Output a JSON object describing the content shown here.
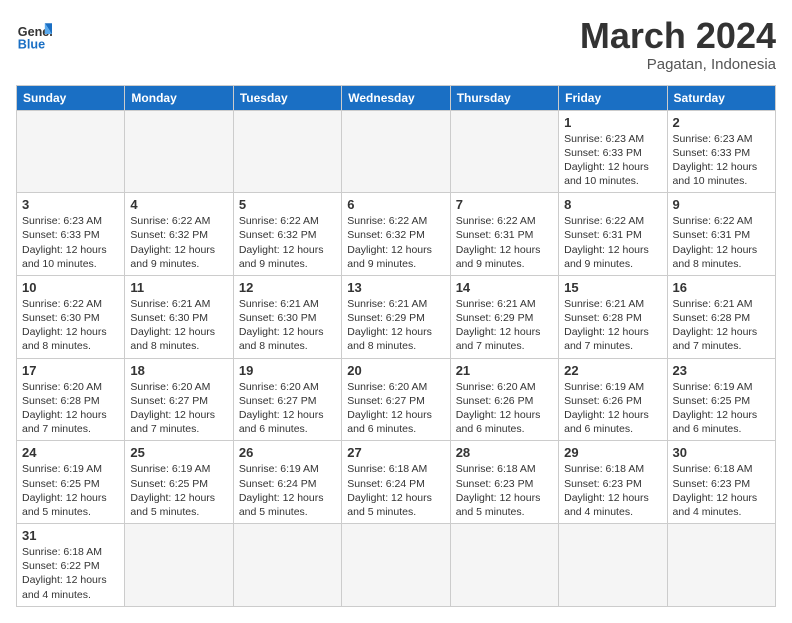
{
  "header": {
    "logo_general": "General",
    "logo_blue": "Blue",
    "month_title": "March 2024",
    "subtitle": "Pagatan, Indonesia"
  },
  "weekdays": [
    "Sunday",
    "Monday",
    "Tuesday",
    "Wednesday",
    "Thursday",
    "Friday",
    "Saturday"
  ],
  "weeks": [
    [
      {
        "day": "",
        "info": ""
      },
      {
        "day": "",
        "info": ""
      },
      {
        "day": "",
        "info": ""
      },
      {
        "day": "",
        "info": ""
      },
      {
        "day": "",
        "info": ""
      },
      {
        "day": "1",
        "info": "Sunrise: 6:23 AM\nSunset: 6:33 PM\nDaylight: 12 hours and 10 minutes."
      },
      {
        "day": "2",
        "info": "Sunrise: 6:23 AM\nSunset: 6:33 PM\nDaylight: 12 hours and 10 minutes."
      }
    ],
    [
      {
        "day": "3",
        "info": "Sunrise: 6:23 AM\nSunset: 6:33 PM\nDaylight: 12 hours and 10 minutes."
      },
      {
        "day": "4",
        "info": "Sunrise: 6:22 AM\nSunset: 6:32 PM\nDaylight: 12 hours and 9 minutes."
      },
      {
        "day": "5",
        "info": "Sunrise: 6:22 AM\nSunset: 6:32 PM\nDaylight: 12 hours and 9 minutes."
      },
      {
        "day": "6",
        "info": "Sunrise: 6:22 AM\nSunset: 6:32 PM\nDaylight: 12 hours and 9 minutes."
      },
      {
        "day": "7",
        "info": "Sunrise: 6:22 AM\nSunset: 6:31 PM\nDaylight: 12 hours and 9 minutes."
      },
      {
        "day": "8",
        "info": "Sunrise: 6:22 AM\nSunset: 6:31 PM\nDaylight: 12 hours and 9 minutes."
      },
      {
        "day": "9",
        "info": "Sunrise: 6:22 AM\nSunset: 6:31 PM\nDaylight: 12 hours and 8 minutes."
      }
    ],
    [
      {
        "day": "10",
        "info": "Sunrise: 6:22 AM\nSunset: 6:30 PM\nDaylight: 12 hours and 8 minutes."
      },
      {
        "day": "11",
        "info": "Sunrise: 6:21 AM\nSunset: 6:30 PM\nDaylight: 12 hours and 8 minutes."
      },
      {
        "day": "12",
        "info": "Sunrise: 6:21 AM\nSunset: 6:30 PM\nDaylight: 12 hours and 8 minutes."
      },
      {
        "day": "13",
        "info": "Sunrise: 6:21 AM\nSunset: 6:29 PM\nDaylight: 12 hours and 8 minutes."
      },
      {
        "day": "14",
        "info": "Sunrise: 6:21 AM\nSunset: 6:29 PM\nDaylight: 12 hours and 7 minutes."
      },
      {
        "day": "15",
        "info": "Sunrise: 6:21 AM\nSunset: 6:28 PM\nDaylight: 12 hours and 7 minutes."
      },
      {
        "day": "16",
        "info": "Sunrise: 6:21 AM\nSunset: 6:28 PM\nDaylight: 12 hours and 7 minutes."
      }
    ],
    [
      {
        "day": "17",
        "info": "Sunrise: 6:20 AM\nSunset: 6:28 PM\nDaylight: 12 hours and 7 minutes."
      },
      {
        "day": "18",
        "info": "Sunrise: 6:20 AM\nSunset: 6:27 PM\nDaylight: 12 hours and 7 minutes."
      },
      {
        "day": "19",
        "info": "Sunrise: 6:20 AM\nSunset: 6:27 PM\nDaylight: 12 hours and 6 minutes."
      },
      {
        "day": "20",
        "info": "Sunrise: 6:20 AM\nSunset: 6:27 PM\nDaylight: 12 hours and 6 minutes."
      },
      {
        "day": "21",
        "info": "Sunrise: 6:20 AM\nSunset: 6:26 PM\nDaylight: 12 hours and 6 minutes."
      },
      {
        "day": "22",
        "info": "Sunrise: 6:19 AM\nSunset: 6:26 PM\nDaylight: 12 hours and 6 minutes."
      },
      {
        "day": "23",
        "info": "Sunrise: 6:19 AM\nSunset: 6:25 PM\nDaylight: 12 hours and 6 minutes."
      }
    ],
    [
      {
        "day": "24",
        "info": "Sunrise: 6:19 AM\nSunset: 6:25 PM\nDaylight: 12 hours and 5 minutes."
      },
      {
        "day": "25",
        "info": "Sunrise: 6:19 AM\nSunset: 6:25 PM\nDaylight: 12 hours and 5 minutes."
      },
      {
        "day": "26",
        "info": "Sunrise: 6:19 AM\nSunset: 6:24 PM\nDaylight: 12 hours and 5 minutes."
      },
      {
        "day": "27",
        "info": "Sunrise: 6:18 AM\nSunset: 6:24 PM\nDaylight: 12 hours and 5 minutes."
      },
      {
        "day": "28",
        "info": "Sunrise: 6:18 AM\nSunset: 6:23 PM\nDaylight: 12 hours and 5 minutes."
      },
      {
        "day": "29",
        "info": "Sunrise: 6:18 AM\nSunset: 6:23 PM\nDaylight: 12 hours and 4 minutes."
      },
      {
        "day": "30",
        "info": "Sunrise: 6:18 AM\nSunset: 6:23 PM\nDaylight: 12 hours and 4 minutes."
      }
    ],
    [
      {
        "day": "31",
        "info": "Sunrise: 6:18 AM\nSunset: 6:22 PM\nDaylight: 12 hours and 4 minutes."
      },
      {
        "day": "",
        "info": ""
      },
      {
        "day": "",
        "info": ""
      },
      {
        "day": "",
        "info": ""
      },
      {
        "day": "",
        "info": ""
      },
      {
        "day": "",
        "info": ""
      },
      {
        "day": "",
        "info": ""
      }
    ]
  ]
}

——————

▶ Work to be completed
Give an exact reproduction of every line, leaving out any picture.

▶ Final result
Output a JSON object describing the content shown here.
{
  "header": {
    "logo_general": "General",
    "logo_blue": "Blue",
    "month_title": "March 2024",
    "subtitle": "Pagatan, Indonesia"
  },
  "weekdays": [
    "Sunday",
    "Monday",
    "Tuesday",
    "Wednesday",
    "Thursday",
    "Friday",
    "Saturday"
  ],
  "weeks": [
    [
      {
        "day": "",
        "info": ""
      },
      {
        "day": "",
        "info": ""
      },
      {
        "day": "",
        "info": ""
      },
      {
        "day": "",
        "info": ""
      },
      {
        "day": "",
        "info": ""
      },
      {
        "day": "1",
        "info": "Sunrise: 6:23 AM\nSunset: 6:33 PM\nDaylight: 12 hours and 10 minutes."
      },
      {
        "day": "2",
        "info": "Sunrise: 6:23 AM\nSunset: 6:33 PM\nDaylight: 12 hours and 10 minutes."
      }
    ],
    [
      {
        "day": "3",
        "info": "Sunrise: 6:23 AM\nSunset: 6:33 PM\nDaylight: 12 hours and 10 minutes."
      },
      {
        "day": "4",
        "info": "Sunrise: 6:22 AM\nSunset: 6:32 PM\nDaylight: 12 hours and 9 minutes."
      },
      {
        "day": "5",
        "info": "Sunrise: 6:22 AM\nSunset: 6:32 PM\nDaylight: 12 hours and 9 minutes."
      },
      {
        "day": "6",
        "info": "Sunrise: 6:22 AM\nSunset: 6:32 PM\nDaylight: 12 hours and 9 minutes."
      },
      {
        "day": "7",
        "info": "Sunrise: 6:22 AM\nSunset: 6:31 PM\nDaylight: 12 hours and 9 minutes."
      },
      {
        "day": "8",
        "info": "Sunrise: 6:22 AM\nSunset: 6:31 PM\nDaylight: 12 hours and 9 minutes."
      },
      {
        "day": "9",
        "info": "Sunrise: 6:22 AM\nSunset: 6:31 PM\nDaylight: 12 hours and 8 minutes."
      }
    ],
    [
      {
        "day": "10",
        "info": "Sunrise: 6:22 AM\nSunset: 6:30 PM\nDaylight: 12 hours and 8 minutes."
      },
      {
        "day": "11",
        "info": "Sunrise: 6:21 AM\nSunset: 6:30 PM\nDaylight: 12 hours and 8 minutes."
      },
      {
        "day": "12",
        "info": "Sunrise: 6:21 AM\nSunset: 6:30 PM\nDaylight: 12 hours and 8 minutes."
      },
      {
        "day": "13",
        "info": "Sunrise: 6:21 AM\nSunset: 6:29 PM\nDaylight: 12 hours and 8 minutes."
      },
      {
        "day": "14",
        "info": "Sunrise: 6:21 AM\nSunset: 6:29 PM\nDaylight: 12 hours and 7 minutes."
      },
      {
        "day": "15",
        "info": "Sunrise: 6:21 AM\nSunset: 6:28 PM\nDaylight: 12 hours and 7 minutes."
      },
      {
        "day": "16",
        "info": "Sunrise: 6:21 AM\nSunset: 6:28 PM\nDaylight: 12 hours and 7 minutes."
      }
    ],
    [
      {
        "day": "17",
        "info": "Sunrise: 6:20 AM\nSunset: 6:28 PM\nDaylight: 12 hours and 7 minutes."
      },
      {
        "day": "18",
        "info": "Sunrise: 6:20 AM\nSunset: 6:27 PM\nDaylight: 12 hours and 7 minutes."
      },
      {
        "day": "19",
        "info": "Sunrise: 6:20 AM\nSunset: 6:27 PM\nDaylight: 12 hours and 6 minutes."
      },
      {
        "day": "20",
        "info": "Sunrise: 6:20 AM\nSunset: 6:27 PM\nDaylight: 12 hours and 6 minutes."
      },
      {
        "day": "21",
        "info": "Sunrise: 6:20 AM\nSunset: 6:26 PM\nDaylight: 12 hours and 6 minutes."
      },
      {
        "day": "22",
        "info": "Sunrise: 6:19 AM\nSunset: 6:26 PM\nDaylight: 12 hours and 6 minutes."
      },
      {
        "day": "23",
        "info": "Sunrise: 6:19 AM\nSunset: 6:25 PM\nDaylight: 12 hours and 6 minutes."
      }
    ],
    [
      {
        "day": "24",
        "info": "Sunrise: 6:19 AM\nSunset: 6:25 PM\nDaylight: 12 hours and 5 minutes."
      },
      {
        "day": "25",
        "info": "Sunrise: 6:19 AM\nSunset: 6:25 PM\nDaylight: 12 hours and 5 minutes."
      },
      {
        "day": "26",
        "info": "Sunrise: 6:19 AM\nSunset: 6:24 PM\nDaylight: 12 hours and 5 minutes."
      },
      {
        "day": "27",
        "info": "Sunrise: 6:18 AM\nSunset: 6:24 PM\nDaylight: 12 hours and 5 minutes."
      },
      {
        "day": "28",
        "info": "Sunrise: 6:18 AM\nSunset: 6:23 PM\nDaylight: 12 hours and 5 minutes."
      },
      {
        "day": "29",
        "info": "Sunrise: 6:18 AM\nSunset: 6:23 PM\nDaylight: 12 hours and 4 minutes."
      },
      {
        "day": "30",
        "info": "Sunrise: 6:18 AM\nSunset: 6:23 PM\nDaylight: 12 hours and 4 minutes."
      }
    ],
    [
      {
        "day": "31",
        "info": "Sunrise: 6:18 AM\nSunset: 6:22 PM\nDaylight: 12 hours and 4 minutes."
      },
      {
        "day": "",
        "info": ""
      },
      {
        "day": "",
        "info": ""
      },
      {
        "day": "",
        "info": ""
      },
      {
        "day": "",
        "info": ""
      },
      {
        "day": "",
        "info": ""
      },
      {
        "day": "",
        "info": ""
      }
    ]
  ]
}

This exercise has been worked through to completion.